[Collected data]
════
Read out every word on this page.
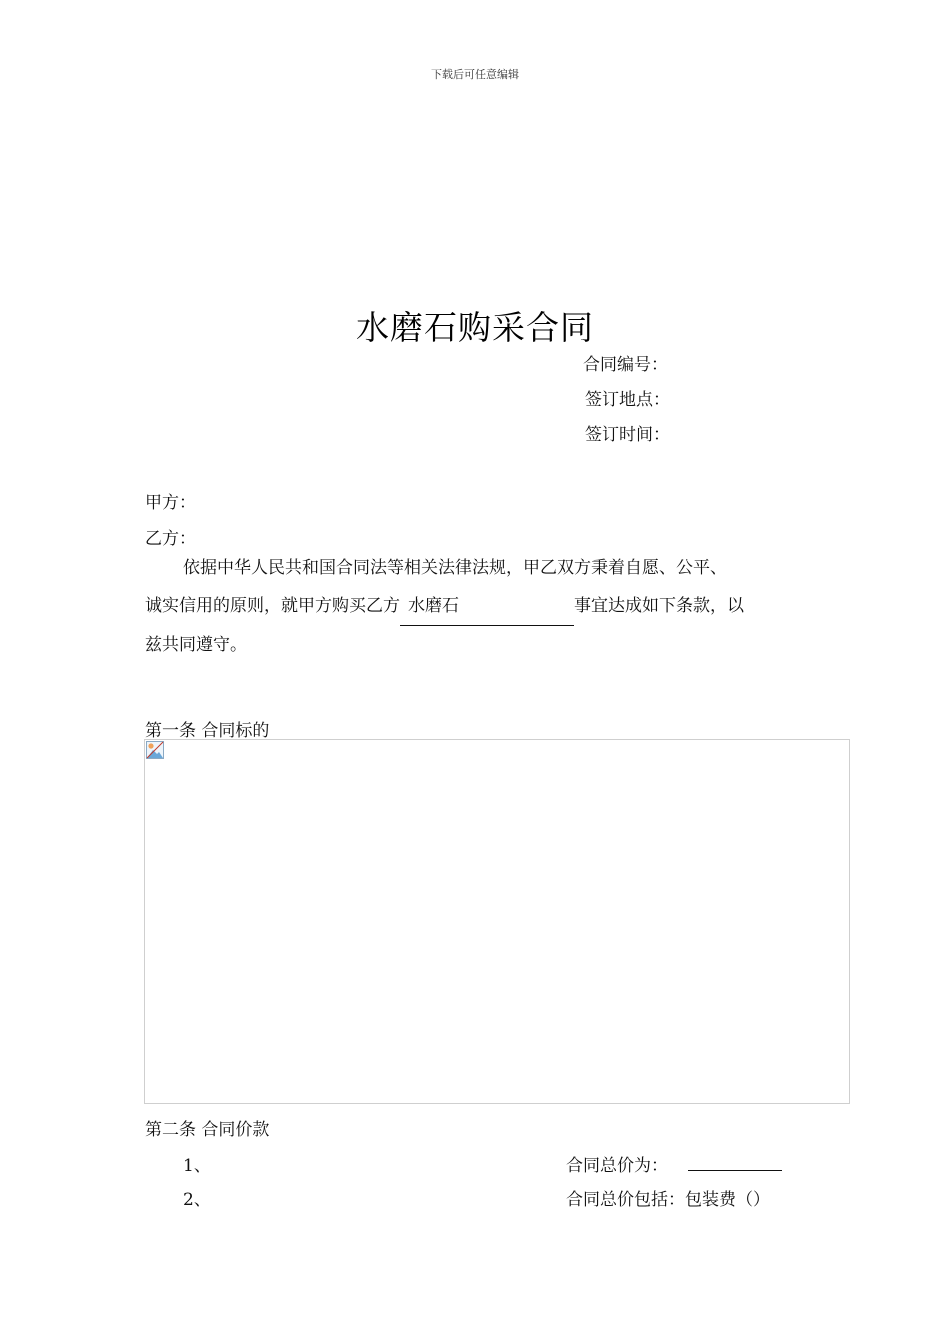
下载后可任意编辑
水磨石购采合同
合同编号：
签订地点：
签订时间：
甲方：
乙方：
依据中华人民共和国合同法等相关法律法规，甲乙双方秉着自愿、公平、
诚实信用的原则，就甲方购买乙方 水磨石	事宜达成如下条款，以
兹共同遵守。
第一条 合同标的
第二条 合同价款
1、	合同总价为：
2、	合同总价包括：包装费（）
════
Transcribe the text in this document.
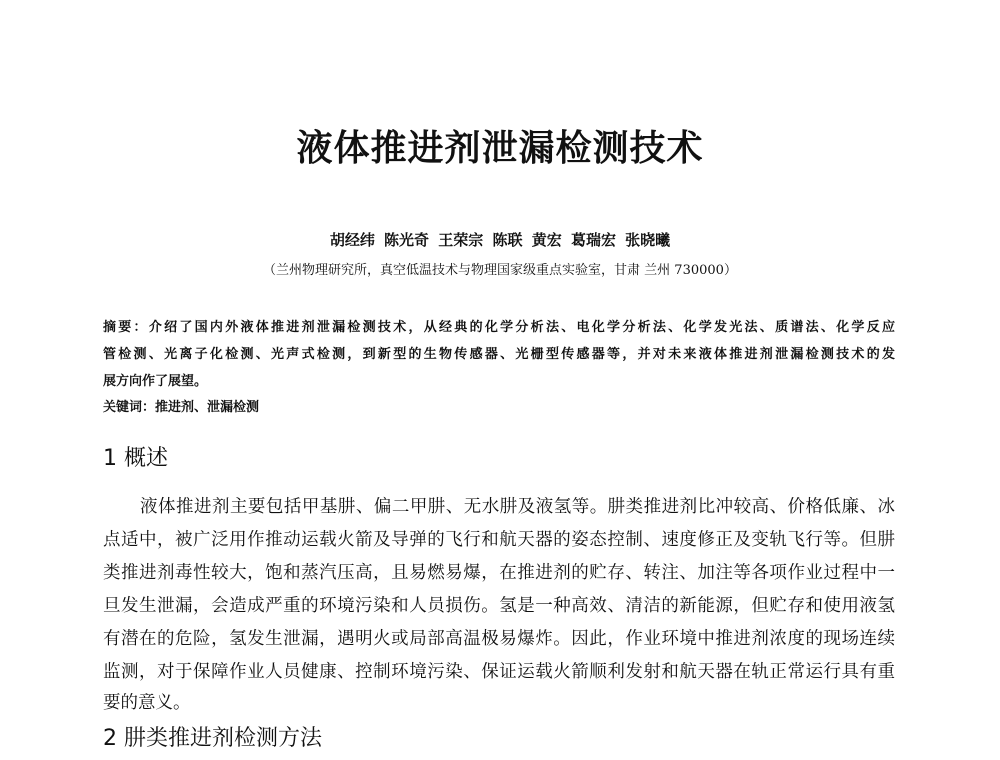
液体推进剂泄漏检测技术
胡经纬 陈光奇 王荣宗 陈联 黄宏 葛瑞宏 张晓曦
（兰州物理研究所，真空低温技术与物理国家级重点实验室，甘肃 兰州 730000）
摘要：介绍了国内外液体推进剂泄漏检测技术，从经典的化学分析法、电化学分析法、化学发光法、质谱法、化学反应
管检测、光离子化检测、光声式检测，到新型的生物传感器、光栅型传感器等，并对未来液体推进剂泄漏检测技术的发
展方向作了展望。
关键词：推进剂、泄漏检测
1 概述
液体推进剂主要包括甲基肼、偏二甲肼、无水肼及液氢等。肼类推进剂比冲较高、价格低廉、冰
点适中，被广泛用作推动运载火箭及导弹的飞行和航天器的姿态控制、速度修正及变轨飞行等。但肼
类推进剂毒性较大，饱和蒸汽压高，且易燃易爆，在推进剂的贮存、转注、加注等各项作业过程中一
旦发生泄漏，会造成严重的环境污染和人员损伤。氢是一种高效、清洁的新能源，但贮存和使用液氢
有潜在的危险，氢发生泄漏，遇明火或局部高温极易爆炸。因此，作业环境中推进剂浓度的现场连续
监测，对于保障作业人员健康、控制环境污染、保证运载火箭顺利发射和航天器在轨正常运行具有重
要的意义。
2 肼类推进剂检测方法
════
Using the listing above, pull out all lines that hold the word "this".

Read out every word on this page.
Transcribe the text in this document.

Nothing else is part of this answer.